<<<<

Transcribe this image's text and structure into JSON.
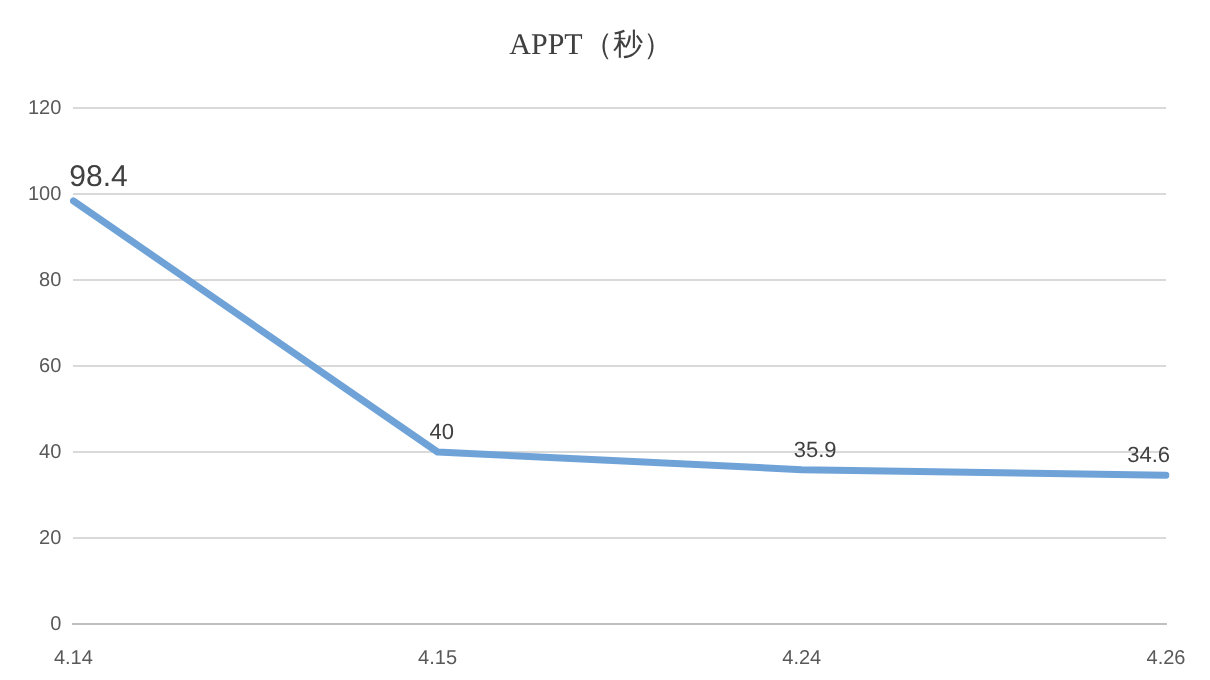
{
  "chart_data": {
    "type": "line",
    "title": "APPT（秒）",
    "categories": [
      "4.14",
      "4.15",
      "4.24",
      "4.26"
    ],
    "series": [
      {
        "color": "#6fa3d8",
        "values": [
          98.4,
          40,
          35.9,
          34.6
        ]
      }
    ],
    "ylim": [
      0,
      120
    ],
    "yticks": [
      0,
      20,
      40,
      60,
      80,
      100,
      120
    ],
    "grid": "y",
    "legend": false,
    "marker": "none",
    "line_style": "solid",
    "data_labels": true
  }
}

>>>>
<<<<

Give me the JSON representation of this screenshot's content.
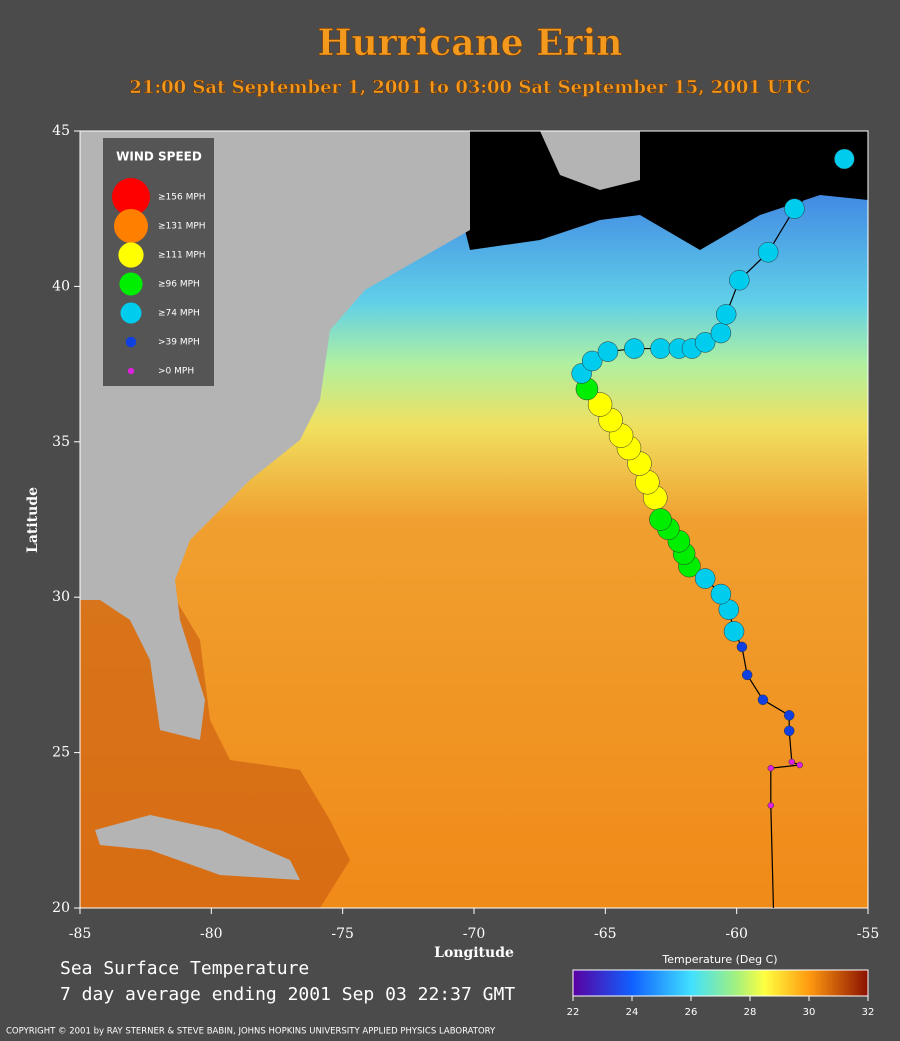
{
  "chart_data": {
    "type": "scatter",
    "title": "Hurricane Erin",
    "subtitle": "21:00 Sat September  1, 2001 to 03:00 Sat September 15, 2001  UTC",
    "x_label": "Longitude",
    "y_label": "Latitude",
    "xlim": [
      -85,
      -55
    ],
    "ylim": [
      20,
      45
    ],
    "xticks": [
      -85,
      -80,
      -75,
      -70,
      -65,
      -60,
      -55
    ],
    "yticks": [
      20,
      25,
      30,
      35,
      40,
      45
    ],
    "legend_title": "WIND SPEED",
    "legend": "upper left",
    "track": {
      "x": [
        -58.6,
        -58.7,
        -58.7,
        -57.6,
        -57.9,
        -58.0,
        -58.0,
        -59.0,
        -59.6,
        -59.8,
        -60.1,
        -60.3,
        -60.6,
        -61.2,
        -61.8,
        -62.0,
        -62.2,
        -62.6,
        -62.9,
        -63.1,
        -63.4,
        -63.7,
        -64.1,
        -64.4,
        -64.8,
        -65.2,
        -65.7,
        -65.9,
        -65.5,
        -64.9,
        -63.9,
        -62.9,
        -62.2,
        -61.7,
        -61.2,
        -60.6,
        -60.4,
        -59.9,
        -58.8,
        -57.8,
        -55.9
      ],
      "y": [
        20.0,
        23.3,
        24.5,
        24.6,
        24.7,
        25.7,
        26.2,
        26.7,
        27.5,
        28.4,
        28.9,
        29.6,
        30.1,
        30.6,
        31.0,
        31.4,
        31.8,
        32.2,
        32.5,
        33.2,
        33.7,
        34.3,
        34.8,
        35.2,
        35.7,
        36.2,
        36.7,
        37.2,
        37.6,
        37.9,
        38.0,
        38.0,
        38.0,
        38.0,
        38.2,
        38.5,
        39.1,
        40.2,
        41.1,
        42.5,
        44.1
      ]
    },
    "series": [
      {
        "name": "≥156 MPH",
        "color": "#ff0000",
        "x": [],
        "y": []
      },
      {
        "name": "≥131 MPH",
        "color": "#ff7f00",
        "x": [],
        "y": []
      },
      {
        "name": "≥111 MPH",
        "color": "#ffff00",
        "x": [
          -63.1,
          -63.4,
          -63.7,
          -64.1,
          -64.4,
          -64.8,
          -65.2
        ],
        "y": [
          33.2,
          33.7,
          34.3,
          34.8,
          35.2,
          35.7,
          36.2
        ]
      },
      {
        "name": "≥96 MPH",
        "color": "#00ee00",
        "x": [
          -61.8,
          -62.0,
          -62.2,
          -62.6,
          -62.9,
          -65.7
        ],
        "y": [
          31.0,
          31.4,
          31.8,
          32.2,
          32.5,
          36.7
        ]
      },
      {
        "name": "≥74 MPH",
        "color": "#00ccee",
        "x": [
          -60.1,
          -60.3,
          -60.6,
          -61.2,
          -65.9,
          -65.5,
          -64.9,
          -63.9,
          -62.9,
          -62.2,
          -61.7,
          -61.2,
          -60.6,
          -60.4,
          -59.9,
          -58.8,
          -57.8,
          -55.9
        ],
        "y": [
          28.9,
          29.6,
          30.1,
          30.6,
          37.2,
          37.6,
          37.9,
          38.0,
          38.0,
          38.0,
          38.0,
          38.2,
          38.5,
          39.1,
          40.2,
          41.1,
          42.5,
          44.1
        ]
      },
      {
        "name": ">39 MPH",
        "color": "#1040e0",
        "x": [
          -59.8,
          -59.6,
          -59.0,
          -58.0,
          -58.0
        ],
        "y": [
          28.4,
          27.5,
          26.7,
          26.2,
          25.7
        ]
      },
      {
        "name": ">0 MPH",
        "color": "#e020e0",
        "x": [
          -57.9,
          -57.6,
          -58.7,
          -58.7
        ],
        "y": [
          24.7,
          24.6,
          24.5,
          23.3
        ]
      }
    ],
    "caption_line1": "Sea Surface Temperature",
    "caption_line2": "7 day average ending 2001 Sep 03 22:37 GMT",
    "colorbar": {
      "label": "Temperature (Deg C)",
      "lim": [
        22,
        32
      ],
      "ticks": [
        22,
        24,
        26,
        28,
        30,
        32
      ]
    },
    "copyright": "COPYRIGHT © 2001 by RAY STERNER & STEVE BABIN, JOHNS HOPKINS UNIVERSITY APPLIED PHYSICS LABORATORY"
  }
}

>>>>
<<<<

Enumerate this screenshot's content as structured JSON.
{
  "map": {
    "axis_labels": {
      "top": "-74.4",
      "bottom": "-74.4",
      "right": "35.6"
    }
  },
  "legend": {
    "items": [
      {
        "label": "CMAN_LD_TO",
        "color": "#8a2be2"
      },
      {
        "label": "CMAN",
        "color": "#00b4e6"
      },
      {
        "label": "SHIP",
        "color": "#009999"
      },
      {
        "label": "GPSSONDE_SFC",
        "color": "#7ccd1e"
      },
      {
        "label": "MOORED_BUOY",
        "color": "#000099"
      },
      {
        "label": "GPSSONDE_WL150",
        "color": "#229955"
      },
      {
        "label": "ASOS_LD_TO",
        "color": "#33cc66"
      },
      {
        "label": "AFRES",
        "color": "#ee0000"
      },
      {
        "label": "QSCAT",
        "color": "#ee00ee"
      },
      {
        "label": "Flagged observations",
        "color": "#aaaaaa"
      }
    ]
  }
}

>>>>

BRIEF -> Count every line in the data that contains the word "this", then give that count and nothing else.

RESULT -> 3